Pourquoi ce choix du dictionnaire ?
Quelle plus belle thématique ? Après avoir prédit leur disparition, les frontières et la géopolitique font un retour marqué dans les relations internationales.
Parler des frontières permet de partir à la découverte d’enclaves, de micro-états, de curiosités en tout genre sur tous les continents. Nous parlons des ambassades, de l’Antarctique, de Kaliningrad, de curiosités géographiques et de traités fondateurs.
Beaucoup d’histoires sont fascinantes : l’île des faisans change de pays tous les 6 mois, sur l’île de Market, les Finlandais ont découvert dans les années 1980 que leur phare était en Suède, une chambre d’hôtel permet de dormir la tête dans un pays et les pieds dans un autre, un désert n’est revendiqué par aucun pays …
Surtout aborder la question des frontières permet d’être en prise avec la géopolitique mondiale et ses évolutions récentes (Crimée, Haut-Karabagh, Palestine, Taïwan, …)
Enfin, il est également question dans notre livre de poésie, des grands voyageurs, de l’Histoire, de la diplomatie ainsi que de celles que l’on nomme les « nouvelles frontières » qui se dessinent, dans l’espace, en mer ou sur internet.

Matériel présenté –
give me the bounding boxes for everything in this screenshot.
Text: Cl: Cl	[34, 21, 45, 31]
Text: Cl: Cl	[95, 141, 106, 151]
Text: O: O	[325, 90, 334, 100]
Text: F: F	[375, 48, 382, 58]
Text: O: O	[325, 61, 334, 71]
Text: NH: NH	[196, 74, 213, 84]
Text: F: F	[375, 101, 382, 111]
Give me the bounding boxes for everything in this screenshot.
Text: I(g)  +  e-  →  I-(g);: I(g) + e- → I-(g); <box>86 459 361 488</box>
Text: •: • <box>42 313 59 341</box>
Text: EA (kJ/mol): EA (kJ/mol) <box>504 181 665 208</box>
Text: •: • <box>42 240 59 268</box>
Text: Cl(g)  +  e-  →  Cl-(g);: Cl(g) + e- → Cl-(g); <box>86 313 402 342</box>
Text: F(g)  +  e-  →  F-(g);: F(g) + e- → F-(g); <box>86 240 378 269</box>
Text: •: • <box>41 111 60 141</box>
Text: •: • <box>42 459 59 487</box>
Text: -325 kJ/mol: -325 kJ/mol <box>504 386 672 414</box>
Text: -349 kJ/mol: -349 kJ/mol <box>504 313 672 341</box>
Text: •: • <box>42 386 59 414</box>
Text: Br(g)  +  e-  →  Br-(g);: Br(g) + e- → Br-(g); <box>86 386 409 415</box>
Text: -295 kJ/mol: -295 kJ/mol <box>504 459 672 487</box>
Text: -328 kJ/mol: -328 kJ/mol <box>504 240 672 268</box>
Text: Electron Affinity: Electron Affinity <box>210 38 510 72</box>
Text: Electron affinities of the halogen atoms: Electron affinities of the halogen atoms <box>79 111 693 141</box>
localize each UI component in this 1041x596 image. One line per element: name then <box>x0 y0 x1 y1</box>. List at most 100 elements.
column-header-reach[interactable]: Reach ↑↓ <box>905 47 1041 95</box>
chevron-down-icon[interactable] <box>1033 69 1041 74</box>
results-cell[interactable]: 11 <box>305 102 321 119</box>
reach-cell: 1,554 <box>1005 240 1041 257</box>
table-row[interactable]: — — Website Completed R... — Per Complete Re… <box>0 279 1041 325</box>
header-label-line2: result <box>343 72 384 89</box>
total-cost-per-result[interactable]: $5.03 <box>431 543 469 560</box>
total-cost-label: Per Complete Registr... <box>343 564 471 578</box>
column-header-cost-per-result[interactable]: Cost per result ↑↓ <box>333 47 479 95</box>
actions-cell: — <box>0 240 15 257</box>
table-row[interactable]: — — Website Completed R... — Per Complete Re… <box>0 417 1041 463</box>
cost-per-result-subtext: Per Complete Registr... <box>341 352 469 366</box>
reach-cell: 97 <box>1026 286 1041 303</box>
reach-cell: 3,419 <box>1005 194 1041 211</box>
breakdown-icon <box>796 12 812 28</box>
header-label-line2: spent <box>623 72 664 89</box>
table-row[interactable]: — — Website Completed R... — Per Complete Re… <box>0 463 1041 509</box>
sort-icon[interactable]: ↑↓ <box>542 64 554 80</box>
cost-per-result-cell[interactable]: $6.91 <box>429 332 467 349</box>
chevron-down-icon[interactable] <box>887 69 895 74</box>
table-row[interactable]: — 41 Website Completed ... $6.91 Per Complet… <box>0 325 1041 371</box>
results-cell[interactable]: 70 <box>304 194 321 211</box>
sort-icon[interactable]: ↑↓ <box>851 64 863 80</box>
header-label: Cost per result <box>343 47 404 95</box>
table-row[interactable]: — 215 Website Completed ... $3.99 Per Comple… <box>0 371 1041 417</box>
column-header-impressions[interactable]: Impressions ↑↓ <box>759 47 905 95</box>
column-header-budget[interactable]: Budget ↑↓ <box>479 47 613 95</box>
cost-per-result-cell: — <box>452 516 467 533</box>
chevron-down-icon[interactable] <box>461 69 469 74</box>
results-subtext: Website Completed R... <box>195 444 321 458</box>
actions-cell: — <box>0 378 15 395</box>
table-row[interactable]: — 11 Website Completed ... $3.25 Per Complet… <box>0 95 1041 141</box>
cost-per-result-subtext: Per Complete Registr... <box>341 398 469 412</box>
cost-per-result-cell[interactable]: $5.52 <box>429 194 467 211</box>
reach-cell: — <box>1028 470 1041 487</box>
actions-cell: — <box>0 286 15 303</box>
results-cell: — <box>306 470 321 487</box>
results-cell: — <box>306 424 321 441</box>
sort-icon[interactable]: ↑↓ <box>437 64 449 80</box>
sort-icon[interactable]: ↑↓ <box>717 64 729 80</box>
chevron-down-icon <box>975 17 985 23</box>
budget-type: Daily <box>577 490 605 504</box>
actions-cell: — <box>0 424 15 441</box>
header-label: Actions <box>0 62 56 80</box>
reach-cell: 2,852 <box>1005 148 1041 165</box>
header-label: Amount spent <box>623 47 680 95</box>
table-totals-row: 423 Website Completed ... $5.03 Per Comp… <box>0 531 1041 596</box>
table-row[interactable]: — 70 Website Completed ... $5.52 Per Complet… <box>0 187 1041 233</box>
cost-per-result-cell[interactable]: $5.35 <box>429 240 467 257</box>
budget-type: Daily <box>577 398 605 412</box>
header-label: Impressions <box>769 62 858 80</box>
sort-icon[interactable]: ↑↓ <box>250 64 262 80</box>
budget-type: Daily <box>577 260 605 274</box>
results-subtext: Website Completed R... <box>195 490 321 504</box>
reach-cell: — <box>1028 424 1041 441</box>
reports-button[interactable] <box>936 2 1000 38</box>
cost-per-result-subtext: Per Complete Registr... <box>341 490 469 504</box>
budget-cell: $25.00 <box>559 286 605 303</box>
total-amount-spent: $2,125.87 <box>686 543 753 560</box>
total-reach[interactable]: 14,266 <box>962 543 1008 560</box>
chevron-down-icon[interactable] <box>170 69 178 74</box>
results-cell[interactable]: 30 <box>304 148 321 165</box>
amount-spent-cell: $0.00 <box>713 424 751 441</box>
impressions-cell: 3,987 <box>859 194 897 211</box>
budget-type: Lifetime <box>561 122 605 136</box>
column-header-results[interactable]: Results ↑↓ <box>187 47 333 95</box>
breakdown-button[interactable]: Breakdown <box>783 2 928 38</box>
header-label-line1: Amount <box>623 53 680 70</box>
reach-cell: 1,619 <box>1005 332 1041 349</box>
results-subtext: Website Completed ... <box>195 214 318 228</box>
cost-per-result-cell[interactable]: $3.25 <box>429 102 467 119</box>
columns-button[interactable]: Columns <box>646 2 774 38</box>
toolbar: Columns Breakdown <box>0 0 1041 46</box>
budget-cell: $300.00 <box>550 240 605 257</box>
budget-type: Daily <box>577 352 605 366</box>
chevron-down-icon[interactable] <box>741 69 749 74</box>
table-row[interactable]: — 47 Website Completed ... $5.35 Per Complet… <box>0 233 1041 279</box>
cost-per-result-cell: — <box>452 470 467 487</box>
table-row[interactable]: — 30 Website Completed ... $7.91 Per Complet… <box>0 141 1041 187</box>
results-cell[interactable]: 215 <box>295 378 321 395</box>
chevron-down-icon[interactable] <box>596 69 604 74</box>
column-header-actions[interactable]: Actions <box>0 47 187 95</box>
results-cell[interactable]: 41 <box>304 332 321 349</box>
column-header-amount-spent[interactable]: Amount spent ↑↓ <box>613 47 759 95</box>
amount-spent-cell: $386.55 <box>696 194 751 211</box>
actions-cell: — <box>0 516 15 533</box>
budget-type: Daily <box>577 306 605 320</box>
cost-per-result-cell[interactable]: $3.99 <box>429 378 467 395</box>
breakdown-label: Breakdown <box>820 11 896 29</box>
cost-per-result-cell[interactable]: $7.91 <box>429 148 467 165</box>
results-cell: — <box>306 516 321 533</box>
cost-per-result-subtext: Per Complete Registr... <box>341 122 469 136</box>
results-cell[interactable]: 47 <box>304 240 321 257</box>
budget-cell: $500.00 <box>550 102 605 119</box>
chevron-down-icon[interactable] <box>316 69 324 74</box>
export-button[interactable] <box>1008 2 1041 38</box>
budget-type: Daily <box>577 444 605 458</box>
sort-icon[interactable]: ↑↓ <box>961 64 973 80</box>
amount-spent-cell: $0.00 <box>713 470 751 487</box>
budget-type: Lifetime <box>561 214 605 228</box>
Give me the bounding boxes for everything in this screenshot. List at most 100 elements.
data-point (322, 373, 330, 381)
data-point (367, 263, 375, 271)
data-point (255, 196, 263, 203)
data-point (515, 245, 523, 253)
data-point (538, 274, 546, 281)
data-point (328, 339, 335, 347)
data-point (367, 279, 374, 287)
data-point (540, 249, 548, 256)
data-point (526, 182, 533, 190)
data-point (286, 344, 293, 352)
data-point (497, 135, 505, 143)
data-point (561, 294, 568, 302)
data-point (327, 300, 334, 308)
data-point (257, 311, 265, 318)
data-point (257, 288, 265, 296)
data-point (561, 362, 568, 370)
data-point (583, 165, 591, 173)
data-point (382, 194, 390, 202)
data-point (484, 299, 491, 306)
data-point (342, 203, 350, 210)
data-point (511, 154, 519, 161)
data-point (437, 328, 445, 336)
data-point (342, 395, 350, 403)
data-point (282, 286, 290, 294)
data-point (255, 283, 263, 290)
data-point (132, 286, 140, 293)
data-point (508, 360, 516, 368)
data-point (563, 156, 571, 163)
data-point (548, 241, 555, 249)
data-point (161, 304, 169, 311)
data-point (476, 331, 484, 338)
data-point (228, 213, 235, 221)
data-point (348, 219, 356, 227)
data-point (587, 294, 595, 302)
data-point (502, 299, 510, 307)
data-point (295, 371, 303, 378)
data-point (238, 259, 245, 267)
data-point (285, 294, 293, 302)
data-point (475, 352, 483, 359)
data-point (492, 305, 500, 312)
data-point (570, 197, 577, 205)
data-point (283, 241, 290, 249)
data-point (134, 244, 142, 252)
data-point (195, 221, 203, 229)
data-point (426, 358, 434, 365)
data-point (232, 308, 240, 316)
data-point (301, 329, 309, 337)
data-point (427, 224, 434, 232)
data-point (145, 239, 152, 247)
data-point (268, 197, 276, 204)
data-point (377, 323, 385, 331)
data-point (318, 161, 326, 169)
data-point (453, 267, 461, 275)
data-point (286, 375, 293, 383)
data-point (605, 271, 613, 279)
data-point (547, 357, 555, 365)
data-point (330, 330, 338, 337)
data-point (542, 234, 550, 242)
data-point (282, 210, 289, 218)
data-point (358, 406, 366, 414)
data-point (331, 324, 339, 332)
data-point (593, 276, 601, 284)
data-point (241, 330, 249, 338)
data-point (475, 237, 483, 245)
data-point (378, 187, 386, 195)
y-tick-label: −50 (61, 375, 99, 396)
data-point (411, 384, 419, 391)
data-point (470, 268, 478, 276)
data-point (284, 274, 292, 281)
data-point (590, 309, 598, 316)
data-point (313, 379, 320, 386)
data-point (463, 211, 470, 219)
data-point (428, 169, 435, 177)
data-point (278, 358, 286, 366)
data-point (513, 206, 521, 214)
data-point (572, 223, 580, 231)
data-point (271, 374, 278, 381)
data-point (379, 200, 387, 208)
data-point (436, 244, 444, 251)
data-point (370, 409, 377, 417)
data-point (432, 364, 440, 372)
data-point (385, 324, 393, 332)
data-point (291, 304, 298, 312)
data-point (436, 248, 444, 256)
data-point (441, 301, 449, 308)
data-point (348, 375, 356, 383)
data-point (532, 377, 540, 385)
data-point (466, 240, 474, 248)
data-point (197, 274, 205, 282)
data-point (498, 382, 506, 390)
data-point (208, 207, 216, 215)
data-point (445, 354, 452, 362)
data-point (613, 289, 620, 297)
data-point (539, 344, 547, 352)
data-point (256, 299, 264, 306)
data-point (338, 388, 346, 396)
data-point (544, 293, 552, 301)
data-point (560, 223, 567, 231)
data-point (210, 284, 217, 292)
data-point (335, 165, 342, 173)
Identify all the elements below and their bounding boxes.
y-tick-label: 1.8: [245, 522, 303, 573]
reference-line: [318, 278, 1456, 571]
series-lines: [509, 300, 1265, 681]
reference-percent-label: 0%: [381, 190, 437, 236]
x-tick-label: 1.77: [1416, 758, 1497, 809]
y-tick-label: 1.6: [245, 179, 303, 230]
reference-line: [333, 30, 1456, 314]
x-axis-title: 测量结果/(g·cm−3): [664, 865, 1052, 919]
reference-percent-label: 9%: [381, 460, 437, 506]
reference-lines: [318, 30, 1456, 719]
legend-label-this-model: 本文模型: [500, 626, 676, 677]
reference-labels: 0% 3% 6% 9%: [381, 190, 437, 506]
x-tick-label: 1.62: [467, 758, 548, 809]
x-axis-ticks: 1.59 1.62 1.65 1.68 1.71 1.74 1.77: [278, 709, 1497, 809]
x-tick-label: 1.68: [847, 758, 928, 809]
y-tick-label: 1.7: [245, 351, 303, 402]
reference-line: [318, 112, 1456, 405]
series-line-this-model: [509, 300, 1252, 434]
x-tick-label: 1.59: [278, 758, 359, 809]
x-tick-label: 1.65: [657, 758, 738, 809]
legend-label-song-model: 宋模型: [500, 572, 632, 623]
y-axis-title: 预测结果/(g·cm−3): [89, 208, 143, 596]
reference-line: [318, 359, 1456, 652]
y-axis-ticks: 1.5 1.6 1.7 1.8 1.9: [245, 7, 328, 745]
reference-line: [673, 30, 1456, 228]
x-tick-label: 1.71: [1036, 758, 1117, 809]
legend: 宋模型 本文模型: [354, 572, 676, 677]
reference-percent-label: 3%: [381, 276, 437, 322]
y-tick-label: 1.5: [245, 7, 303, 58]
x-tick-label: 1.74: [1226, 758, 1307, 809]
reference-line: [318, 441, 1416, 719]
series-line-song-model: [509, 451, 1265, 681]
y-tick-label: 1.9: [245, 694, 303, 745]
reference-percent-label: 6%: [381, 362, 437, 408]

Objectif A – Pour chacune des affirmations suivantes, dites si elle concorde avec le texte sur les frontières, en répondant par oui ou non et en citant les mots décisifs du texte. (i) L’île des faisans change de pays tous les six mois. (ii) Les Finlandais ont découvert dans les années 1990 que leur phare était en Suède. (iii) Le livre laisse de côté les frontières qui se dessinent dans l’espace.
Objectif B – D’après le texte sur les frontières, sur quelle île les Finlandais ont-ils découvert que leur phare se trouvait en Suède ?
Objectif C – Prolongez le texte sur les frontières à la suite de sa dernière phrase.

Réponse proposée A –
(i) Oui : « l’île des faisans change de pays tous les 6 mois ».
(ii) Non : « les Finlandais ont découvert dans les années 1980 que leur phare était en Suède ».
(iii) Non : « les « nouvelles frontières » qui se dessinent, dans l’espace, en mer ou sur internet ».

Réponse proposée B – Sur l’île de Market.

Réponse proposée C –
Et pourquoi ce choix de l’organiser en 173 entrées ?
Toute la collection des dictionnaires insolites est construite de la sorte – cela permet de varier les perspectives, les thèmes, les pays tout en donnant du rythme. Le format et l’exercice ne sont pas simples pour les auteurs : il faut être capables de synthétiser de grandes problématiques et de les écrire de manière claires et plaisantes à lire. C’est un exercice d’écriture très intéressant.
En quoi les frontières vont au-delà d’une simple ligne tracée sur une carte ?
Tracer une frontière, c’est déterminer un territoire, c’est-à-dire définir un « nous » et un eux. Elles prennent des formes multiples, à commencer par des lignes mentales, culturelles, philosophiques et métaphysiques. Les frontières ne sont pas que nationales : elles distinguent des religions, des langues, des cultures, des représentations du monde.
Outre des pays, elles peuvent aussi séparer religions, langues ou culture.
Comment les frontières influencent-elles l’imaginaire des individus ?
En délimitant un territoire, les frontières posent des limites. L’Homme est ainsi fait que transgresser cette ligne, regarder ce qu’il y a derrière, est inévitable. Pensons au héros du Rivage des Syrtes de Julien Gracq, Aldo qui ne peut s’empêcher d’aller de l’autre côté de la frontière quel qu’en soit le prix. L’ailleurs attirent les grands aventuriers, les écrivains voyageurs et font rêver tous les enfants. Les frontières alimentent notre imaginaire.
De quelle manière les frontières reflètent-elles des luttes passées ?
Les frontières sont le résultat d’une longue histoire avec des guerres évidemment, mais aussi des ventes (l’Alaska, la Louisiane, …), des mariages (la Bretagne) et des hasards.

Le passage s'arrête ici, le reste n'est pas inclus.